Begin Task inputs
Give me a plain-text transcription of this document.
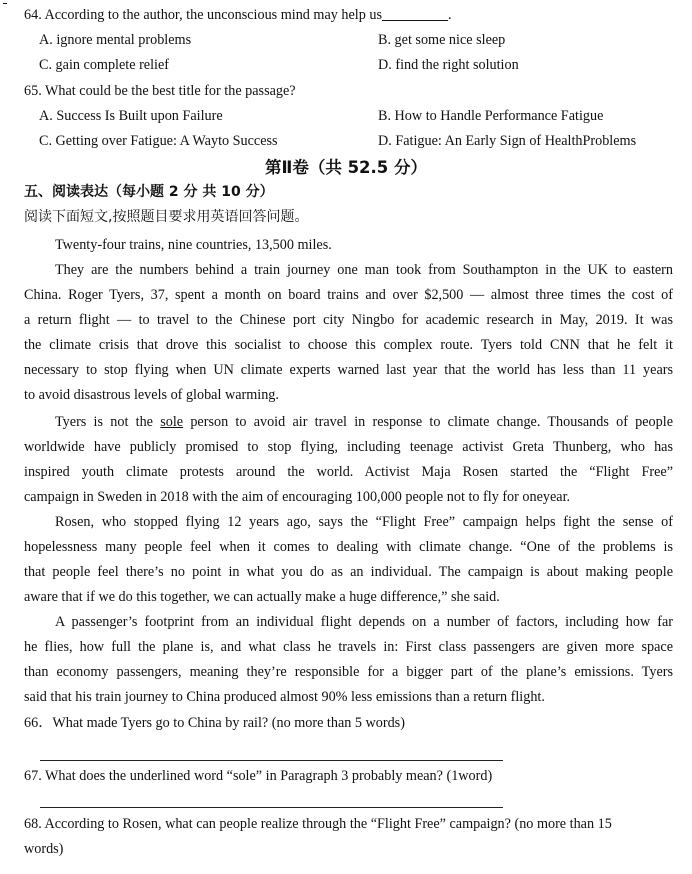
64. According to the author, the unconscious mind may help us	.
A. ignore mental problems	B. get some nice sleep
C. gain complete relief	D. find the right solution
65. What could be the best title for the passage?
A. Success Is Built upon Failure	B. How to Handle Performance Fatigue
C. Getting over Fatigue: A Wayto Success	D. Fatigue: An Early Sign of HealthProblems
第Ⅱ卷（共 52.5 分）
五、阅读表达（每小题 2 分 共 10 分）
阅读下面短文,按照题目要求用英语回答问题。
Twenty-four trains, nine countries, 13,500 miles.
They are the numbers behind a train journey one man took from Southampton in the UK to eastern
China. Roger Tyers, 37, spent a month on board trains and over $2,500 — almost three times the cost of
a return flight — to travel to the Chinese port city Ningbo for academic research in May, 2019. It was
the climate crisis that drove this socialist to choose this complex route. Tyers told CNN that he felt it
necessary to stop flying when UN climate experts warned last year that the world has less than 11 years
to avoid disastrous levels of global warming.
Tyers is not the sole person to avoid air travel in response to climate change. Thousands of people
worldwide have publicly promised to stop flying, including teenage activist Greta Thunberg, who has
inspired youth climate protests around the world. Activist Maja Rosen started the “Flight Free”
campaign in Sweden in 2018 with the aim of encouraging 100,000 people not to fly for oneyear.
Rosen, who stopped flying 12 years ago, says the “Flight Free” campaign helps fight the sense of
hopelessness many people feel when it comes to dealing with climate change. “One of the problems is
that people feel there’s no point in what you do as an individual. The campaign is about making people
aware that if we do this together, we can actually make a huge difference,” she said.
A passenger’s footprint from an individual flight depends on a number of factors, including how far
he flies, how full the plane is, and what class he travels in: First class passengers are given more space
than economy passengers, meaning they’re responsible for a bigger part of the plane’s emissions. Tyers
said that his train journey to China produced almost 90% less emissions than a return flight.
66．What made Tyers go to China by rail? (no more than 5 words)
67. What does the underlined word “sole” in Paragraph 3 probably mean? (1word)
68. According to Rosen, what can people realize through the “Flight Free” campaign? (no more than 15
words)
End Task inputs
_Set task_:
Without including the pictures, reproduce all entries exactly.

_Expected output_:
Give me a plain-text transcription of this document.
64. According to the author, the unconscious mind may help us	.
A. ignore mental problems	B. get some nice sleep
C. gain complete relief	D. find the right solution
65. What could be the best title for the passage?
A. Success Is Built upon Failure	B. How to Handle Performance Fatigue
C. Getting over Fatigue: A Wayto Success	D. Fatigue: An Early Sign of HealthProblems
第Ⅱ卷（共 52.5 分）
五、阅读表达（每小题 2 分 共 10 分）
阅读下面短文,按照题目要求用英语回答问题。
Twenty-four trains, nine countries, 13,500 miles.
They are the numbers behind a train journey one man took from Southampton in the UK to eastern
China. Roger Tyers, 37, spent a month on board trains and over $2,500 — almost three times the cost of
a return flight — to travel to the Chinese port city Ningbo for academic research in May, 2019. It was
the climate crisis that drove this socialist to choose this complex route. Tyers told CNN that he felt it
necessary to stop flying when UN climate experts warned last year that the world has less than 11 years
to avoid disastrous levels of global warming.
Tyers is not the sole person to avoid air travel in response to climate change. Thousands of people
worldwide have publicly promised to stop flying, including teenage activist Greta Thunberg, who has
inspired youth climate protests around the world. Activist Maja Rosen started the “Flight Free”
campaign in Sweden in 2018 with the aim of encouraging 100,000 people not to fly for oneyear.
Rosen, who stopped flying 12 years ago, says the “Flight Free” campaign helps fight the sense of
hopelessness many people feel when it comes to dealing with climate change. “One of the problems is
that people feel there’s no point in what you do as an individual. The campaign is about making people
aware that if we do this together, we can actually make a huge difference,” she said.
A passenger’s footprint from an individual flight depends on a number of factors, including how far
he flies, how full the plane is, and what class he travels in: First class passengers are given more space
than economy passengers, meaning they’re responsible for a bigger part of the plane’s emissions. Tyers
said that his train journey to China produced almost 90% less emissions than a return flight.
66．What made Tyers go to China by rail? (no more than 5 words)
67. What does the underlined word “sole” in Paragraph 3 probably mean? (1word)
68. According to Rosen, what can people realize through the “Flight Free” campaign? (no more than 15
words)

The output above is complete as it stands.